# Given exercise
Begin at the line that contains "Read out every word on this page." and quote each line exactly through the last one. Leave pictures out.

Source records
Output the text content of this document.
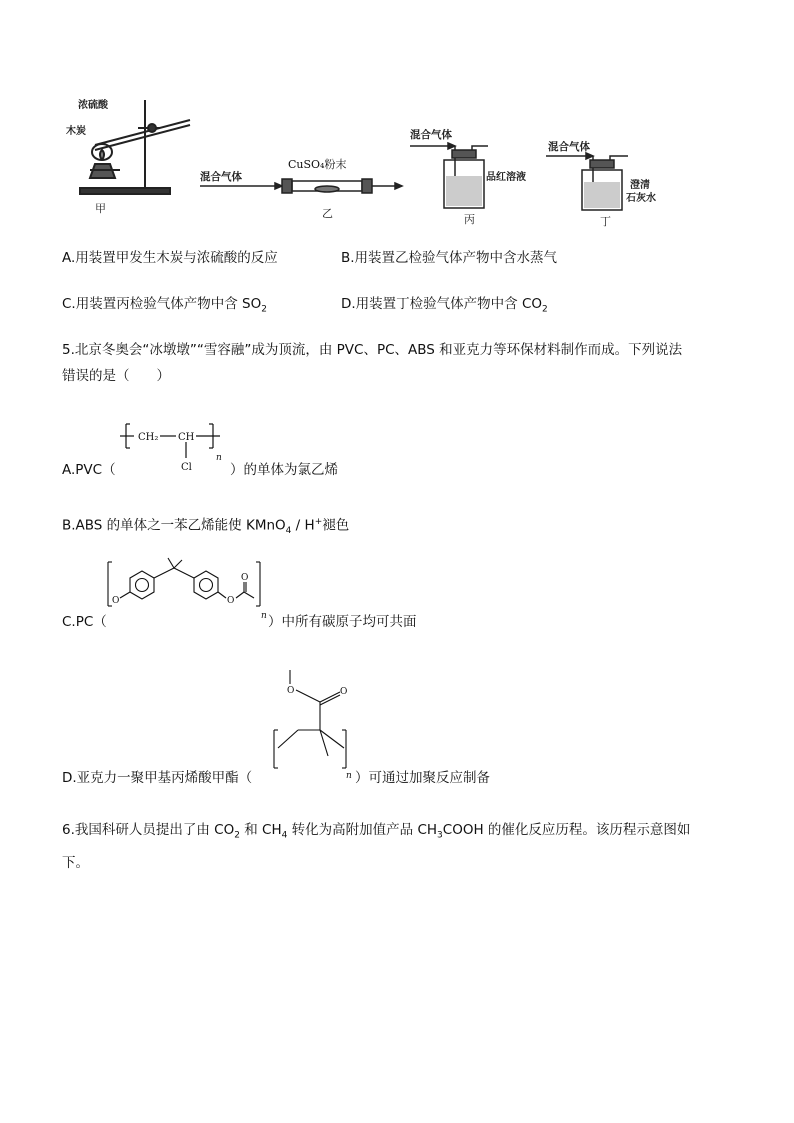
浓硫酸
木炭
甲
混合气体
CuSO₄粉末
乙
混合气体
品红溶液
丙
混合气体
澄清
石灰水
丁
A.用装置甲发生木炭与浓硫酸的反应	B.用装置乙检验气体产物中含水蒸气
C.用装置丙检验气体产物中含 $SO_2$	D.用装置丁检验气体产物中含 $CO_2$
5.北京冬奥会“冰墩墩”“雪容融”成为顶流，由 PVC、PC、ABS 和亚克力等环保材料制作而成。下列说法
错误的是（　　）
CH₂ CH
Cl
n
A.PVC（	）的单体为氯乙烯
B.ABS 的单体之一苯乙烯能使 KMnO$_4$ / H+褪色
O	O
O
n
C.PC（	）中所有碳原子均可共面
O	O
n
D.亚克力一聚甲基丙烯酸甲酯（	）可通过加聚反应制备
6.我国科研人员提出了由 $CO_2$ 和 $CH_4$ 转化为高附加值产品 $CH_3COOH$ 的催化反应历程。该历程示意图如
下。
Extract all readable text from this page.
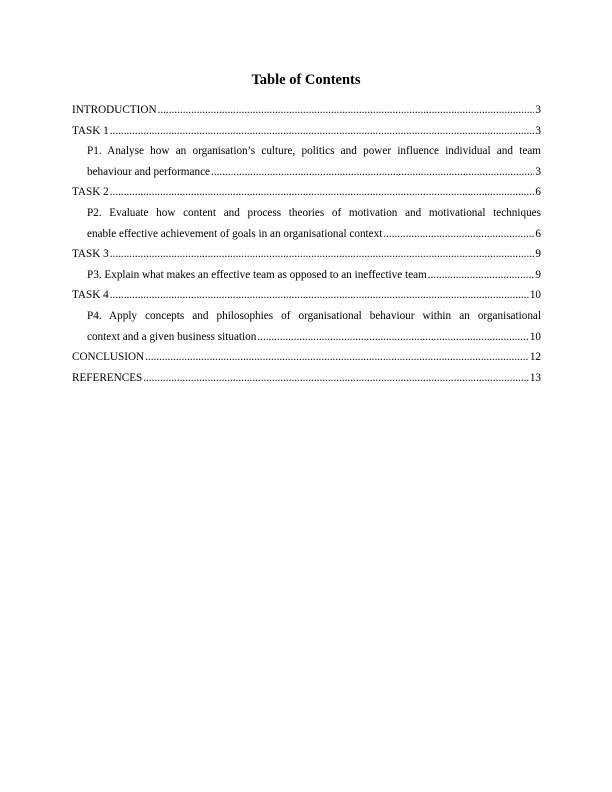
Table of Contents
INTRODUCTION .....	3
TASK 1 .....	3
P1. Analyse how an organisation’s culture, politics and power influence individual and team
behaviour and performance .....	3
TASK 2 .....	6
P2. Evaluate how content and process theories of motivation and motivational techniques
enable effective achievement of goals in an organisational context .....	6
TASK 3 .....	9
P3. Explain what makes an effective team as opposed to an ineffective team .....	9
TASK 4 .....	10
P4. Apply concepts and philosophies of organisational behaviour within an organisational
context and a given business situation .....	10
CONCLUSION .....	12
REFERENCES .....	13
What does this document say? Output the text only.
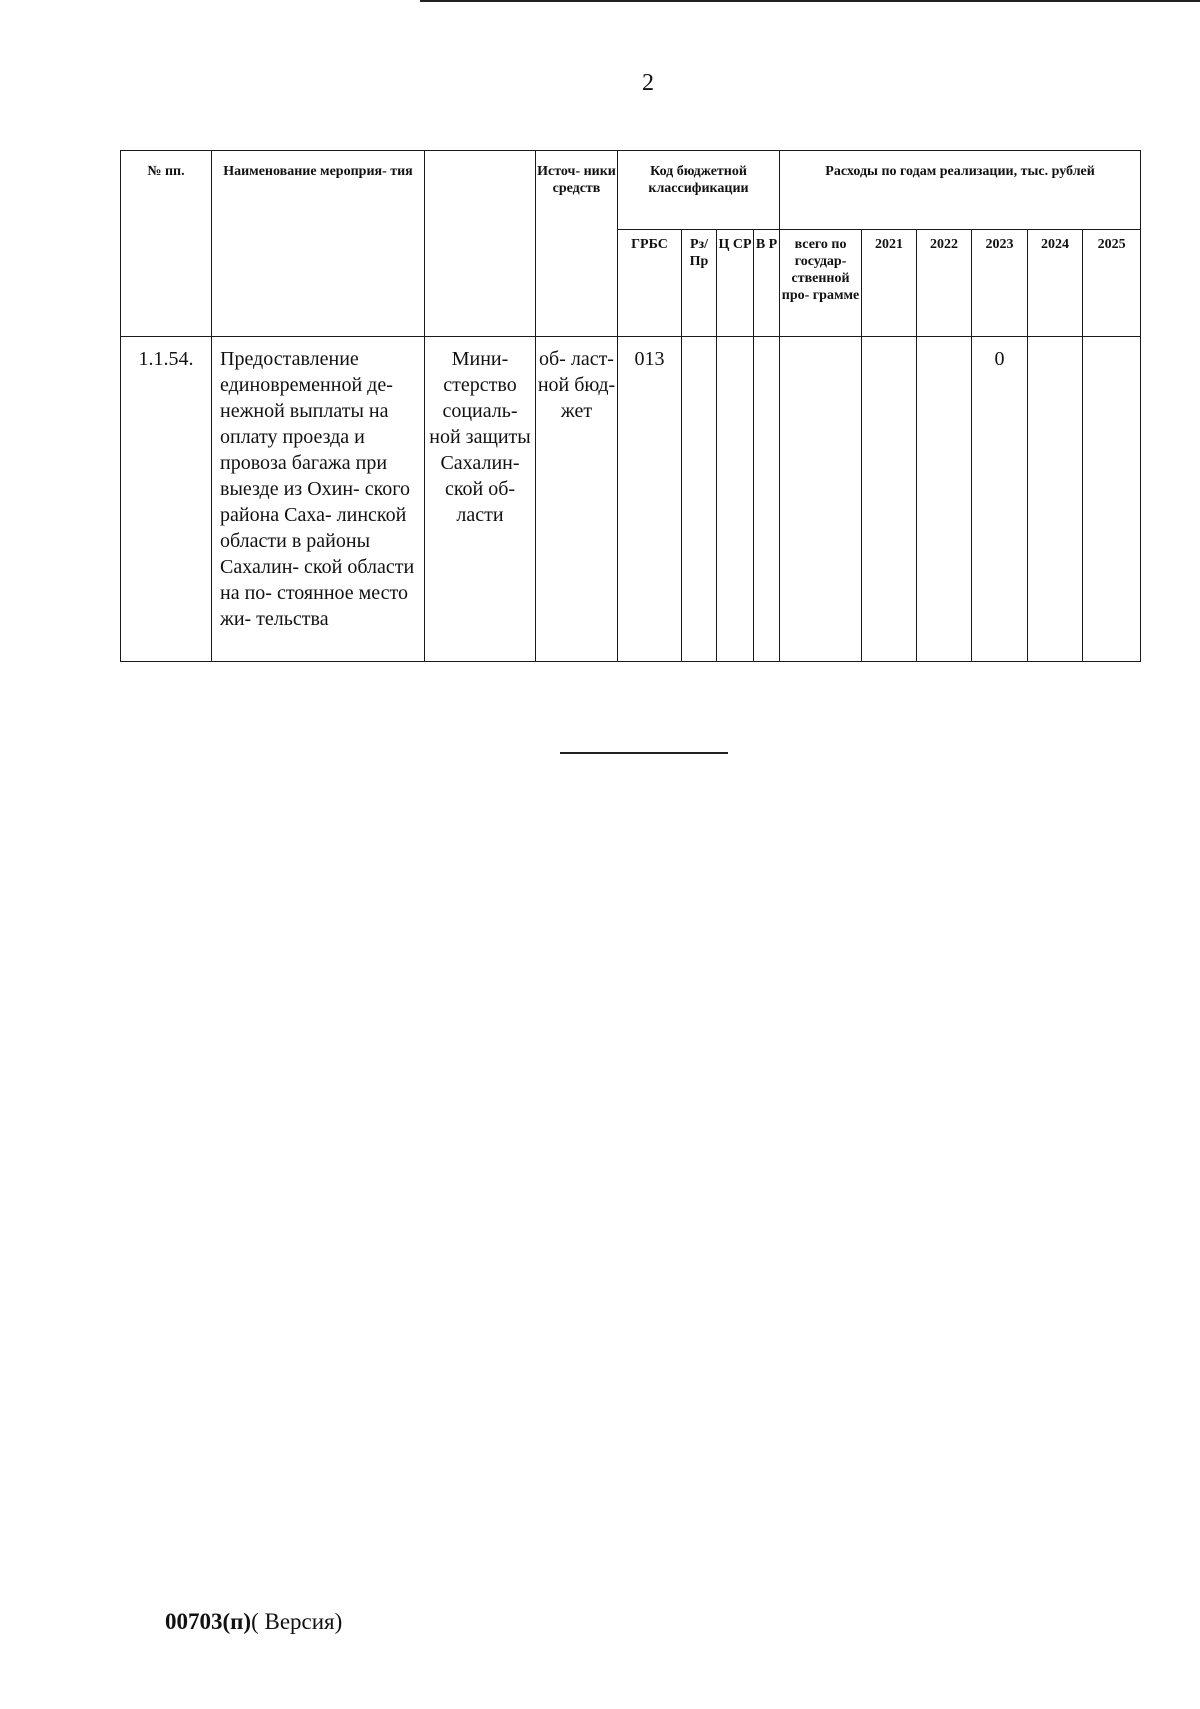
2
№ пп.	Наименование мероприя- тия		Источ- ники средств	Код бюджетной классификации				Расходы по годам реализации, тыс. рублей					
				ГРБС	Рз/ Пр	Ц СР	В Р	всего по государ- ственной про- грамме	2021	2022	2023	2024	2025
1.1.54.	Предоставление единовременной де- нежной выплаты на оплату проезда и провоза багажа при выезде из Охин- ского района Саха- линской области в районы Сахалин- ской области на по- стоянное место жи- тельства	Мини- стерство социаль- ной защиты Сахалин- ской об- ласти	об- ласт- ной бюд- жет	013							0		
00703(п)( Версия)
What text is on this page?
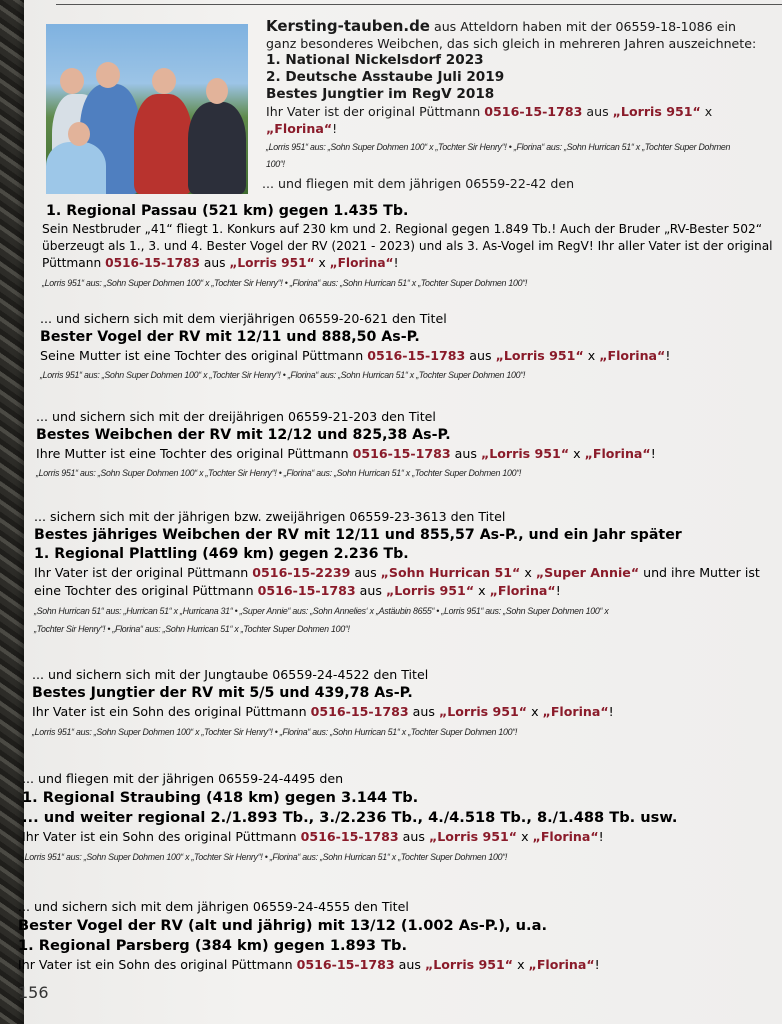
Kersting-tauben.de aus Atteldorn haben mit der 06559-18-1086 ein ganz besonderes Weibchen, das sich gleich in mehreren Jahren auszeichnete:

1. National Nickelsdorf 2023

2. Deutsche Asstaube Juli 2019

Bestes Jungtier im RegV 2018

Ihr Vater ist der original Püttmann 0516-15-1783 aus „Lorris 951“ x „Florina“!

„Lorris 951“ aus: „Sohn Super Dohmen 100“ x „Tochter Sir Henry“! • „Florina“ aus: „Sohn Hurrican 51“ x „Tochter Super Dohmen

100“!

... und fliegen mit dem jährigen 06559-22-42 den

1. Regional Passau (521 km) gegen 1.435 Tb.

Sein Nestbruder „41“ fliegt 1. Konkurs auf 230 km und 2. Regional gegen 1.849 Tb.! Auch der Bruder „RV-Bester 502“

überzeugt als 1., 3. und 4. Bester Vogel der RV (2021 - 2023) und als 3. As-Vogel im RegV! Ihr aller Vater ist der original

Püttmann 0516-15-1783 aus „Lorris 951“ x „Florina“!

„Lorris 951“ aus: „Sohn Super Dohmen 100“ x „Tochter Sir Henry“! • „Florina“ aus: „Sohn Hurrican 51“ x „Tochter Super Dohmen 100“!

... und sichern sich mit dem vierjährigen 06559-20-621 den Titel

Bester Vogel der RV mit 12/11 und 888,50 As-P.

Seine Mutter ist eine Tochter des original Püttmann 0516-15-1783 aus „Lorris 951“ x „Florina“!

„Lorris 951“ aus: „Sohn Super Dohmen 100“ x „Tochter Sir Henry“! • „Florina“ aus: „Sohn Hurrican 51“ x „Tochter Super Dohmen 100“!

... und sichern sich mit der dreijährigen 06559-21-203 den Titel

Bestes Weibchen der RV mit 12/12 und 825,38 As-P.

Ihre Mutter ist eine Tochter des original Püttmann 0516-15-1783 aus „Lorris 951“ x „Florina“!

„Lorris 951“ aus: „Sohn Super Dohmen 100“ x „Tochter Sir Henry“! • „Florina“ aus: „Sohn Hurrican 51“ x „Tochter Super Dohmen 100“!

... sichern sich mit der jährigen bzw. zweijährigen 06559-23-3613 den Titel

Bestes jähriges Weibchen der RV mit 12/11 und 855,57 As-P., und ein Jahr später

1. Regional Plattling (469 km) gegen 2.236 Tb.

Ihr Vater ist der original Püttmann 0516-15-2239 aus „Sohn Hurrican 51“ x „Super Annie“ und ihre Mutter ist

eine Tochter des original Püttmann 0516-15-1783 aus „Lorris 951“ x „Florina“!

„Sohn Hurrican 51“ aus: „Hurrican 51“ x „Hurricana 31“ • „Super Annie“ aus: „Sohn Annelies‘ x „Astäubin 8655“ • „Lorris 951“ aus: „Sohn Super Dohmen 100“ x

„Tochter Sir Henry“! • „Florina“ aus: „Sohn Hurrican 51“ x „Tochter Super Dohmen 100“!

... und sichern sich mit der Jungtaube 06559-24-4522 den Titel

Bestes Jungtier der RV mit 5/5 und 439,78 As-P.

Ihr Vater ist ein Sohn des original Püttmann 0516-15-1783 aus „Lorris 951“ x „Florina“!

„Lorris 951“ aus: „Sohn Super Dohmen 100“ x „Tochter Sir Henry“! • „Florina“ aus: „Sohn Hurrican 51“ x „Tochter Super Dohmen 100“!

... und fliegen mit der jährigen 06559-24-4495 den

1. Regional Straubing (418 km) gegen 3.144 Tb.

... und weiter regional 2./1.893 Tb., 3./2.236 Tb., 4./4.518 Tb., 8./1.488 Tb. usw.

Ihr Vater ist ein Sohn des original Püttmann 0516-15-1783 aus „Lorris 951“ x „Florina“!

„Lorris 951“ aus: „Sohn Super Dohmen 100“ x „Tochter Sir Henry“! • „Florina“ aus: „Sohn Hurrican 51“ x „Tochter Super Dohmen 100“!

... und sichern sich mit dem jährigen 06559-24-4555 den Titel

Bester Vogel der RV (alt und jährig) mit 13/12 (1.002 As-P.), u.a.

1. Regional Parsberg (384 km) gegen 1.893 Tb.

Ihr Vater ist ein Sohn des original Püttmann 0516-15-1783 aus „Lorris 951“ x „Florina“!

156
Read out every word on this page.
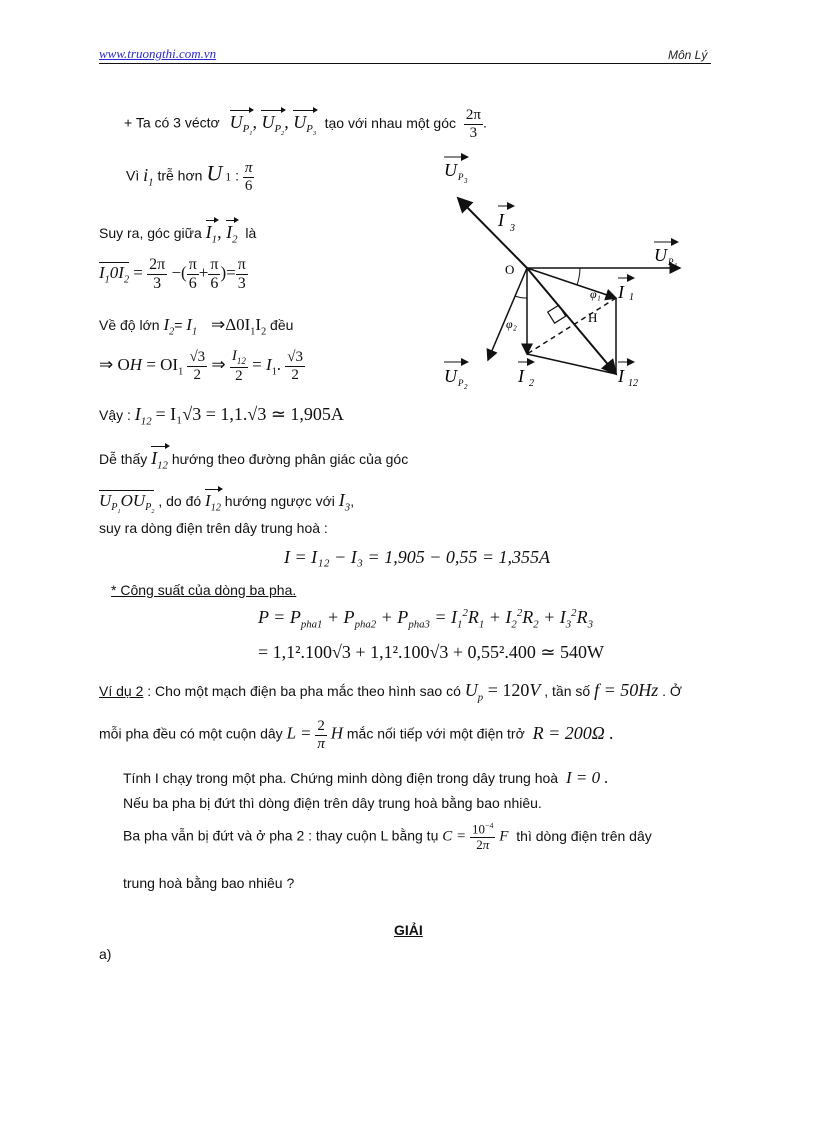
www.truongthi.com.vn	Môn Lý
+ Ta có 3 véctơ $U_{P_1}$, $U_{P_2}$, $U_{P_3}$ tạo với nhau một góc $\frac{2\pi}{3}$ .
Vì $i_1$ trễ hơn U 1 : $\frac{\pi}{6}$
Suy ra, góc giữa $I_1$, $I_2$ là
$I_10I_2 = \frac{2\pi}{3}$ −( $\frac{\pi}{6} + \frac{\pi}{6}$ )= $\frac{\pi}{3}$
Về độ lớn $I_2= I_1$ $\Rightarrow\Delta 0I_1I_2$ đều
⇒ OH = $OI_1 \frac{√3}{2}$ ⇒ $\frac{I_{12}}{2} = I_1$. $\frac{√3}{2}$
Vậy : $I_{12} = I_1√3 = 1,1.√3$ ≃ 1,905A
Dễ thấy $I_{12}$ hướng theo đường phân giác của góc
$U_{P_1}OU_{P_2}$ , do đó $I_{12}$ hướng ngược với $I_3$,
suy ra dòng điện trên dây trung hoà :
I = I₁₂ − I₃ = 1,905 − 0,55 = 1,355A
* Công suất của dòng ba pha.
$P = P_{pha1} + P_{pha2} + P_{pha3} = I_1^2R_1 + I_2^2R_2 + I_3^2R_3$
= 1,1².100√3 + 1,1².100√3 + 0,55².400 ≃ 540W
Ví dụ 2 : Cho một mạch điện ba pha mắc theo hình sao có $U_p = 120V$ , tần số f = 50Hz . Ở
mỗi pha đều có một cuộn dây $L = \frac{2}{\pi}$ H mắc nối tiếp với một điện trở R = 200Ω .
Tính I chạy trong một pha. Chứng minh dòng điện trong dây trung hoà I = 0 .
Nếu ba pha bị đứt thì dòng điện trên dây trung hoà bằng bao nhiêu.
Ba pha vẫn bị đứt và ở pha 2 : thay cuộn L bằng tụ $C = \frac{10^{-4}}{2\pi}$ F thì dòng điện trên dây
trung hoà bằng bao nhiêu ?
GIẢI
a)
O
H
φ₁
φ₂
U P 3
U P 1
U P 2
I 3
I 1
I 2	I 12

# Task output
Read out every word on this page.
www.truongthi.com.vn	Môn Lý
+ Ta có 3 véctơ $U_{P_1}$, $U_{P_2}$, $U_{P_3}$ tạo với nhau một góc $\frac{2\pi}{3}$ .
Vì $i_1$ trễ hơn U 1 : $\frac{\pi}{6}$
Suy ra, góc giữa $I_1$, $I_2$ là
$I_10I_2 = \frac{2\pi}{3}$ −( $\frac{\pi}{6} + \frac{\pi}{6}$ )= $\frac{\pi}{3}$
Về độ lớn $I_2= I_1$ $\Rightarrow\Delta 0I_1I_2$ đều
⇒ OH = $OI_1 \frac{√3}{2}$ ⇒ $\frac{I_{12}}{2} = I_1$. $\frac{√3}{2}$
Vậy : $I_{12} = I_1√3 = 1,1.√3$ ≃ 1,905A
Dễ thấy $I_{12}$ hướng theo đường phân giác của góc
$U_{P_1}OU_{P_2}$ , do đó $I_{12}$ hướng ngược với $I_3$,
suy ra dòng điện trên dây trung hoà :
I = I₁₂ − I₃ = 1,905 − 0,55 = 1,355A
* Công suất của dòng ba pha.
$P = P_{pha1} + P_{pha2} + P_{pha3} = I_1^2R_1 + I_2^2R_2 + I_3^2R_3$
= 1,1².100√3 + 1,1².100√3 + 0,55².400 ≃ 540W
Ví dụ 2 : Cho một mạch điện ba pha mắc theo hình sao có $U_p = 120V$ , tần số f = 50Hz . Ở
mỗi pha đều có một cuộn dây $L = \frac{2}{\pi}$ H mắc nối tiếp với một điện trở R = 200Ω .
Tính I chạy trong một pha. Chứng minh dòng điện trong dây trung hoà I = 0 .
Nếu ba pha bị đứt thì dòng điện trên dây trung hoà bằng bao nhiêu.
Ba pha vẫn bị đứt và ở pha 2 : thay cuộn L bằng tụ $C = \frac{10^{-4}}{2\pi}$ F thì dòng điện trên dây
trung hoà bằng bao nhiêu ?
GIẢI
a)
O
H
φ₁
φ₂
U P 3
U P 1
U P 2
I 3
I 1
I 2	I 12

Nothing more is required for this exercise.